:: Listed records ::
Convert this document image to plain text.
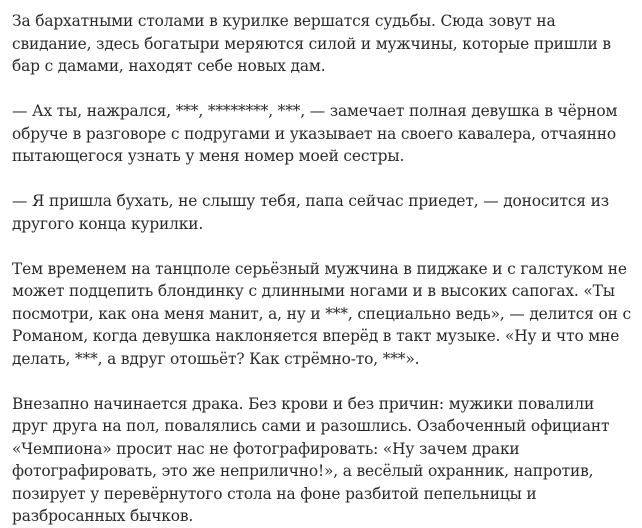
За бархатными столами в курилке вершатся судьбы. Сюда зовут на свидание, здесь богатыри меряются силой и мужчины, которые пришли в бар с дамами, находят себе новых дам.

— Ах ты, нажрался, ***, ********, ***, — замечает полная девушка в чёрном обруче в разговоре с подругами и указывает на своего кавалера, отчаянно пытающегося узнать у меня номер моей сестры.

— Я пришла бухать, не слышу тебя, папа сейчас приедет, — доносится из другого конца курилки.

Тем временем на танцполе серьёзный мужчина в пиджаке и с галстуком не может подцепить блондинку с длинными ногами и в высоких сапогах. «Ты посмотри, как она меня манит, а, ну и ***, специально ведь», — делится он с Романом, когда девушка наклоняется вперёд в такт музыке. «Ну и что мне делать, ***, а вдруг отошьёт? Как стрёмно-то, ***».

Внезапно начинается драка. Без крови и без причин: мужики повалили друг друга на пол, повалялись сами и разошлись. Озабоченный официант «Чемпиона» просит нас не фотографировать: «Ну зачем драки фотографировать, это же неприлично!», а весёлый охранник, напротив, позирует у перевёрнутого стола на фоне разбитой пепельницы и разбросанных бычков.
:::
:: Listed records ::
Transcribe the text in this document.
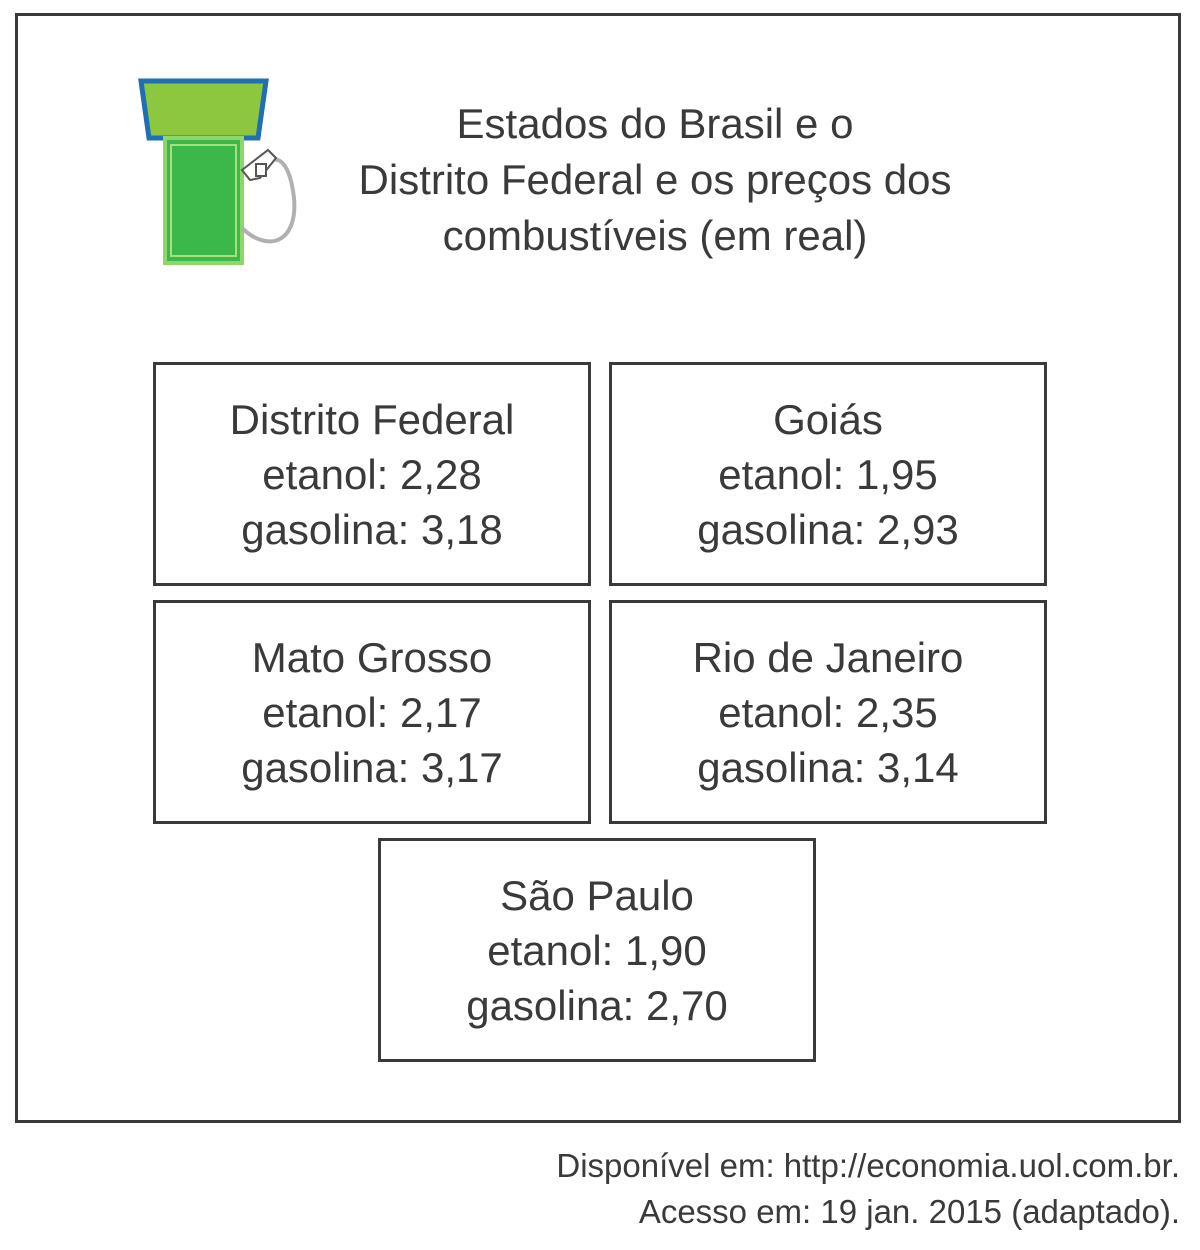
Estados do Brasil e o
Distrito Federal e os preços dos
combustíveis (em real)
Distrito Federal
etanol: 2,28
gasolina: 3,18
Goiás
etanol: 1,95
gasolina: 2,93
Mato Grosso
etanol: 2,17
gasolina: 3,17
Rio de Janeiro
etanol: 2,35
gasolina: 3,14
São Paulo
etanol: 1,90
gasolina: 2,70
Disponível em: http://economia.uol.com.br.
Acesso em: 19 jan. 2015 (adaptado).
:::
## Your goal
Copy the lines from the entries above in which the word "gasolina" appears.

## Exercise solution
gasolina: 3,18
gasolina: 2,93
gasolina: 3,17
gasolina: 3,14
gasolina: 2,70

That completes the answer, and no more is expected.